__SET EXERCISE 1__:
Decide whether each statement agrees with the blog post below, answering yes or no and quoting the deciding words: (a) the writer has been an early bird for over a week; (b) the writer was accepted as an article writer for suite101.com; (c) the writer plans to stay in Osoyoos for at least a year.
__SET EXERCISE 2__:
According to the blog post below, what kind of job will the writer look for when the holidays come around?

Oh, I was born to be retired! 😀

It’s been such a lovely couple of days, what with the good weather and lack of schedule. I’m slowly catching up on things at home and have reorganized the study into a place where I might actually be able to be productive. One thing that amuses me is that after a year and a half on an evening and late-night schedule, I’ve been an early bird for over a week! I know it won’t last, these phases never do, but I’m feeling a tad turned around!

Income-wise, I’ve applied for a few contracts, was accepted as an article writer for suite101.com, and visited the Osoyoos employment office. The setup is exactly as it was two years ago in Oliver, advertising jobs that I can find online, in addition to picking positions that are not going to be worth my while. I’m fairly convinced that I’ll be wasting my time looking for a job at a physical location and am focusing on online contracts. I’m only committed to being here two to four months and will be taking a week off in November, so that makes me look even less desirable to potential employers. I will look for a cashier-type job when the holidays come around, if I’m still in Osoyoos then.

__DATASET__:
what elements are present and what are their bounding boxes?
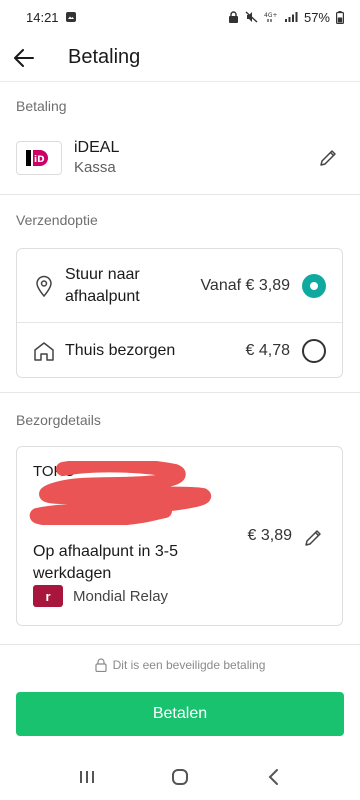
...
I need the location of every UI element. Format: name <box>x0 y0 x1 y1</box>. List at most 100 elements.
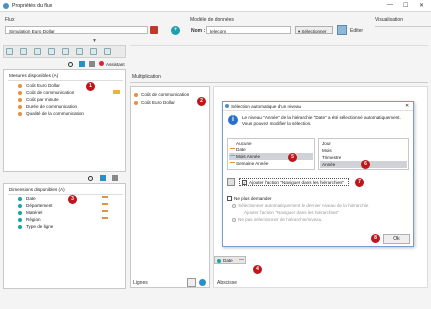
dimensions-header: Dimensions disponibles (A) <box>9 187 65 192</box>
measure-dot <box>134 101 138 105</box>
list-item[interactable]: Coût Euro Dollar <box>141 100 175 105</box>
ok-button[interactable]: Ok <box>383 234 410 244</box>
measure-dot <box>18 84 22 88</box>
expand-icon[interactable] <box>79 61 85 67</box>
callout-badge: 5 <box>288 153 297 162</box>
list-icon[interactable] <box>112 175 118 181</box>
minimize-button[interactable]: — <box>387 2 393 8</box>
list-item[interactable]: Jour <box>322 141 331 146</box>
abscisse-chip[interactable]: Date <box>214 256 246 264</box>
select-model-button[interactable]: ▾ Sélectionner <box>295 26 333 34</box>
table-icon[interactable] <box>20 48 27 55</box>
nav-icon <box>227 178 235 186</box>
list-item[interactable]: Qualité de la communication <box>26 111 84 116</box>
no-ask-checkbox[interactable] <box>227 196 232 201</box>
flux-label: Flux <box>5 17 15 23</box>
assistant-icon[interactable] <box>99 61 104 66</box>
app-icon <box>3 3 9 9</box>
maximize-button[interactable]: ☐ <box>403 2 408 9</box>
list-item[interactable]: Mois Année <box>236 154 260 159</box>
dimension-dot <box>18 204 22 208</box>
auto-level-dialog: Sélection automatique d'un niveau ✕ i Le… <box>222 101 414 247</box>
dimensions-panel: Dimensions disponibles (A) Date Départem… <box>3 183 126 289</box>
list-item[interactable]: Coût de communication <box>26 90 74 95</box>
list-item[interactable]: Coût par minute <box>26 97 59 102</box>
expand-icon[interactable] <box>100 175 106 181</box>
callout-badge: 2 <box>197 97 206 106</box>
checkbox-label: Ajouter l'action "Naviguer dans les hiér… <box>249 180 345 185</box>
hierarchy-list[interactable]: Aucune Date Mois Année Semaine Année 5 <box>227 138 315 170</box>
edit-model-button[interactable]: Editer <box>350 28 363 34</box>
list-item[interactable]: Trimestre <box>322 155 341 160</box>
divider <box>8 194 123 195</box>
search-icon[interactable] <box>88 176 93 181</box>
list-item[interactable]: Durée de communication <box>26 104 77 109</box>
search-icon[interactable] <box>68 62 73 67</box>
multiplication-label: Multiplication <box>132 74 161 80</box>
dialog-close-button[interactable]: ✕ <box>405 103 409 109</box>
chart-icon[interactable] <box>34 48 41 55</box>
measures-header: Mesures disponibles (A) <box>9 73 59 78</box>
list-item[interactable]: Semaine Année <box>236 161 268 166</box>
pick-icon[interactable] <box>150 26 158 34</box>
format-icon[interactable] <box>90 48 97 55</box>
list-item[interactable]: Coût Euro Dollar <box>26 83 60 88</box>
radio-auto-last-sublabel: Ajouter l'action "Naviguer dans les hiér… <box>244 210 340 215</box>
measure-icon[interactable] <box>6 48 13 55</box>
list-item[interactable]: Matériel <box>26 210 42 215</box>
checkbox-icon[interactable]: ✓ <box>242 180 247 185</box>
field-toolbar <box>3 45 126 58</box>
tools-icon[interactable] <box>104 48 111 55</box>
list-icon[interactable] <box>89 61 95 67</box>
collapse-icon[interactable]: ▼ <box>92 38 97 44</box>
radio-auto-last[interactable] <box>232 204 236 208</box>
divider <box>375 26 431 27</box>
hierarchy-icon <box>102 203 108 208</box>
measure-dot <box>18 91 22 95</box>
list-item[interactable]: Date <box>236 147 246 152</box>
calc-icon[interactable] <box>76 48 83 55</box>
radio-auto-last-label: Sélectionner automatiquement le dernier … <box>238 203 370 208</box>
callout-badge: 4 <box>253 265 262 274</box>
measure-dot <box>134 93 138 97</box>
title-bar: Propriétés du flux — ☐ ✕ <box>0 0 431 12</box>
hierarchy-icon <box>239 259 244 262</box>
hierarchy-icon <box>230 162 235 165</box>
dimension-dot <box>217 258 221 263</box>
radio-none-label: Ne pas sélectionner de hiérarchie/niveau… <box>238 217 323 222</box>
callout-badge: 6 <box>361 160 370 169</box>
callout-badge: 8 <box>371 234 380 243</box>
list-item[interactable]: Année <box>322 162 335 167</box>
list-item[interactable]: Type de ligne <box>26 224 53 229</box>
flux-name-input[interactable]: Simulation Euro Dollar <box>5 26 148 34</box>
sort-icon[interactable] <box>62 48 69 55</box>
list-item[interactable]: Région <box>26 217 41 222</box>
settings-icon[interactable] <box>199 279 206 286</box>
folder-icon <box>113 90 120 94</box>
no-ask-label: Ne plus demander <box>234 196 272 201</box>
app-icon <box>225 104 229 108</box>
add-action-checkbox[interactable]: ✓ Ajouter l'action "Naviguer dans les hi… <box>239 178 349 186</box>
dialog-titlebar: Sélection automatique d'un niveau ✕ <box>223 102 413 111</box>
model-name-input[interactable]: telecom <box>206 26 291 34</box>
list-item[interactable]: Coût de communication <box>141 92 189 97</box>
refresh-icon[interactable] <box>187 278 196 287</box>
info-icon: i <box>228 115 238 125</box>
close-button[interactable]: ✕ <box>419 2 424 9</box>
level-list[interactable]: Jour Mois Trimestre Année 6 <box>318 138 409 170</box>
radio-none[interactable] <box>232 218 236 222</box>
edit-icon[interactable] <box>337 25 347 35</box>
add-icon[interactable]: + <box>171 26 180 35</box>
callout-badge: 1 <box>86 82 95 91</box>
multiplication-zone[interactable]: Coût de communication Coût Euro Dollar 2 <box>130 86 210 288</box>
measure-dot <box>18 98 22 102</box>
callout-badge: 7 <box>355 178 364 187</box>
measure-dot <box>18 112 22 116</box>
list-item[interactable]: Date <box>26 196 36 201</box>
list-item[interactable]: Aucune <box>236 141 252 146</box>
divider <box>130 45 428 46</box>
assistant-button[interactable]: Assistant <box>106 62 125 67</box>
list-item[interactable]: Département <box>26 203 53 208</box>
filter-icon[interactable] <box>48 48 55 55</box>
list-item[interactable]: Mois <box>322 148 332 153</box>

__WORKED ANSWER 1__:
(a) Yes: "I’ve been an early bird for over a week!"
(b) Yes: "was accepted as an article writer for suite101.com"
(c) No: "I’m only committed to being here two to four months"

__WORKED ANSWER 2__:
A cashier-type job, if the writer is still in Osoyoos then.